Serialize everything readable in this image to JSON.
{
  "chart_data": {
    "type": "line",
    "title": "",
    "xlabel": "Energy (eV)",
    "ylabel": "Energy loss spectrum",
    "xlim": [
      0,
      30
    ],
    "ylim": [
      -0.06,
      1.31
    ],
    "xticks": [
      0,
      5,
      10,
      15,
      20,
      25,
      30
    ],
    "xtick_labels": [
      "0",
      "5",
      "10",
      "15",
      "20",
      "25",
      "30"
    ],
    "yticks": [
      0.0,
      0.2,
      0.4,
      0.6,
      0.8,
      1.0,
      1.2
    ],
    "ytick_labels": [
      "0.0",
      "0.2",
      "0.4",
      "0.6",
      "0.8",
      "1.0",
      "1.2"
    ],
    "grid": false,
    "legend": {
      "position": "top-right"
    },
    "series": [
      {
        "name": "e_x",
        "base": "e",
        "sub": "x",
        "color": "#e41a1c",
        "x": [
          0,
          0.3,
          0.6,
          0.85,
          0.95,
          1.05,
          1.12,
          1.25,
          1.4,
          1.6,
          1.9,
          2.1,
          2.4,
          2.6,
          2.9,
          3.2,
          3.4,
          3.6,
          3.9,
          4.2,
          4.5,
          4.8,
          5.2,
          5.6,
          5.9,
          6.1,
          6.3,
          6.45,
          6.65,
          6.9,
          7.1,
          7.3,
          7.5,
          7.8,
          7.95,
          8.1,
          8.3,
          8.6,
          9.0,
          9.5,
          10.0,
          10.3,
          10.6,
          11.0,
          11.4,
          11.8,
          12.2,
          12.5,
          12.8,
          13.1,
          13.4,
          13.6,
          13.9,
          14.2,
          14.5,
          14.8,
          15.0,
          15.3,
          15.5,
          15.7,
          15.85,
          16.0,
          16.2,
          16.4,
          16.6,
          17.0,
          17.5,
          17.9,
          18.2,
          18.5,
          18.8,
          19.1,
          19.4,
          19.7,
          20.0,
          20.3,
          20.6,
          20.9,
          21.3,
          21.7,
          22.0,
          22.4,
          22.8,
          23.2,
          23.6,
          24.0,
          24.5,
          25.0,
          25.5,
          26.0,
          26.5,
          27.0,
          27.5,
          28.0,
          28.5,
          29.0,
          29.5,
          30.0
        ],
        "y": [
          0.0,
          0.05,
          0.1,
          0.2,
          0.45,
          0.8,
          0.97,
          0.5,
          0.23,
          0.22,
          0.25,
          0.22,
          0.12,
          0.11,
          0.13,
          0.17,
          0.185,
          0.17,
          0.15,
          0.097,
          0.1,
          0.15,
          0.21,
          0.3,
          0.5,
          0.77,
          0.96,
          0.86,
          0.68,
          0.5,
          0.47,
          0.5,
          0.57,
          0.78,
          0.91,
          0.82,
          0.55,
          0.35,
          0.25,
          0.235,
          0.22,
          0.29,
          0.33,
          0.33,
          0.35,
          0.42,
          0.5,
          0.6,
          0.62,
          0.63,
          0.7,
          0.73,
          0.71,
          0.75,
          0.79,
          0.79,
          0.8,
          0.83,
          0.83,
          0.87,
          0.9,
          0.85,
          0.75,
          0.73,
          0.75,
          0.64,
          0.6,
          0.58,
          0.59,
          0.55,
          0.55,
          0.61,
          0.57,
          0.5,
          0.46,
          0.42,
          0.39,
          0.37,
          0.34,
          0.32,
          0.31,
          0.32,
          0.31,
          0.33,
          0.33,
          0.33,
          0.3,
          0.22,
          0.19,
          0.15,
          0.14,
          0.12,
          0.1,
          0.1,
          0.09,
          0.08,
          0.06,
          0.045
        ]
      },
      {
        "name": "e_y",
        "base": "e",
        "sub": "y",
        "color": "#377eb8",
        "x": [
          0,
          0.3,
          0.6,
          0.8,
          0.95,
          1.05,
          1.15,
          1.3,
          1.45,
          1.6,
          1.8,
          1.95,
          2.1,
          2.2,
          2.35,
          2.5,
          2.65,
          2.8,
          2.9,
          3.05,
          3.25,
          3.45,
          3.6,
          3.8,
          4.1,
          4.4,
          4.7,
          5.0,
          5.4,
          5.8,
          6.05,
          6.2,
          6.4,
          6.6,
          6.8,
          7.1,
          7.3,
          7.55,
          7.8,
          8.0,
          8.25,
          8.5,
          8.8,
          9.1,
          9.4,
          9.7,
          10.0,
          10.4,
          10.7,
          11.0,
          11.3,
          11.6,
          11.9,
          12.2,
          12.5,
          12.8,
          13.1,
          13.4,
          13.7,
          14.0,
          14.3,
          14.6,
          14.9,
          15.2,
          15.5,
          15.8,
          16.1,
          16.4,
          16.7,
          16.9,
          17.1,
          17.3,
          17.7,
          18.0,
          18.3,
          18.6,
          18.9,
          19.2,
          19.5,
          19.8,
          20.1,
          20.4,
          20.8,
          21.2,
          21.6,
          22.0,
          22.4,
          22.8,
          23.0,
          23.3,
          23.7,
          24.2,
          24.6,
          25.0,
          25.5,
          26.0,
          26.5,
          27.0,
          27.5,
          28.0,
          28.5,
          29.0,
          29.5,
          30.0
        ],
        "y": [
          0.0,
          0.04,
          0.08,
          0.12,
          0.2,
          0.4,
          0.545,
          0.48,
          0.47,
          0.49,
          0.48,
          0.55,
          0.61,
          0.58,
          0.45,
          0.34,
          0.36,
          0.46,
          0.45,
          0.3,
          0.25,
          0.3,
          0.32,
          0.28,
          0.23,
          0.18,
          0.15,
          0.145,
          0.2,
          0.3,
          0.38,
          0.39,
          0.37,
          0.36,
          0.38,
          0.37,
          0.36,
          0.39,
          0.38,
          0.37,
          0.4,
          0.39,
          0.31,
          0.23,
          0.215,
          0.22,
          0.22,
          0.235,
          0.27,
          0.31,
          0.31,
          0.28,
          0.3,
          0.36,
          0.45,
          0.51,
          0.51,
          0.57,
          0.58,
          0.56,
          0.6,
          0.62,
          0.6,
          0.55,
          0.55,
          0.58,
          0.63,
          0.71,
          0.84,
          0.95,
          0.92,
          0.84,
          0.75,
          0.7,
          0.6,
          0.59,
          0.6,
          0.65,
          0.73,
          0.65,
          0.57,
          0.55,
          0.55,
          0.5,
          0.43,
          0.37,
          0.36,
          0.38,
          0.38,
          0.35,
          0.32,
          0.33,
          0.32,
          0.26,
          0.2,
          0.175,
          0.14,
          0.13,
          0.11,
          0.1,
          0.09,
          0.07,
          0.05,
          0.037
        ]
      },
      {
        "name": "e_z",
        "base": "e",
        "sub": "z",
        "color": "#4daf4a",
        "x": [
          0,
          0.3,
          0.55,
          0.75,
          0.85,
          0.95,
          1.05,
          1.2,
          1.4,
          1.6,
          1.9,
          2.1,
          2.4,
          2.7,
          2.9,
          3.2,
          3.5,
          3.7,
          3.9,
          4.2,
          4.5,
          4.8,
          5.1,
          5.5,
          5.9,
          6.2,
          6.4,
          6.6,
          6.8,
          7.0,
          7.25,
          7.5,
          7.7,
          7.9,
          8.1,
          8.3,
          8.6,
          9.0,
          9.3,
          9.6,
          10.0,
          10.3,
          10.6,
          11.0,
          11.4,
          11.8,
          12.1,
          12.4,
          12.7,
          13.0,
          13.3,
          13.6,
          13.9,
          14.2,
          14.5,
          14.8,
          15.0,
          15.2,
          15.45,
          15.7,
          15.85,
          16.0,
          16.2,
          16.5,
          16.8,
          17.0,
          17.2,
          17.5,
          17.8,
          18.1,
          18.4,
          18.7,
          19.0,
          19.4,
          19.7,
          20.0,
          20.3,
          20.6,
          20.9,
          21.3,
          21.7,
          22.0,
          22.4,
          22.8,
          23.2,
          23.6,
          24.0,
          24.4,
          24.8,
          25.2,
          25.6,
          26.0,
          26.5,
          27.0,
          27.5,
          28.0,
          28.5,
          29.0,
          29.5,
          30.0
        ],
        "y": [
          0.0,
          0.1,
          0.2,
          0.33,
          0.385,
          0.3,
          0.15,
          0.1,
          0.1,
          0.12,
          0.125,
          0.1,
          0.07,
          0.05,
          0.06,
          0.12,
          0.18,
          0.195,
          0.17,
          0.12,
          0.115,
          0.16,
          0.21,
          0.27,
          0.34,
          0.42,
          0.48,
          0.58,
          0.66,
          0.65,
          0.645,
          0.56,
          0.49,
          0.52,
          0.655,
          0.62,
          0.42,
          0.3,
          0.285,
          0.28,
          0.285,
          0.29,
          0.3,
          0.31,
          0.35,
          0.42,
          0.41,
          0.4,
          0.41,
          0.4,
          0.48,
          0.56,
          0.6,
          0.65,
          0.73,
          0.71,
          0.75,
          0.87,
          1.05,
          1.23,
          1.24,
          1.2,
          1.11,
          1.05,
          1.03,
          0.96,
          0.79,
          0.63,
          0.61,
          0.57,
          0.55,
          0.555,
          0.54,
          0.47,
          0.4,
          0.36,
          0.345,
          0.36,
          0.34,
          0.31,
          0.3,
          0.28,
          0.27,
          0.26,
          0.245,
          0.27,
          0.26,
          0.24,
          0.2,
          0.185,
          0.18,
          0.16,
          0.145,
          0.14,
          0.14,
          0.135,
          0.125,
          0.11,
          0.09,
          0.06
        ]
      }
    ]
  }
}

━━━━

Do this
Report only the number of lines in the records that include the word "color".

Output for this task
3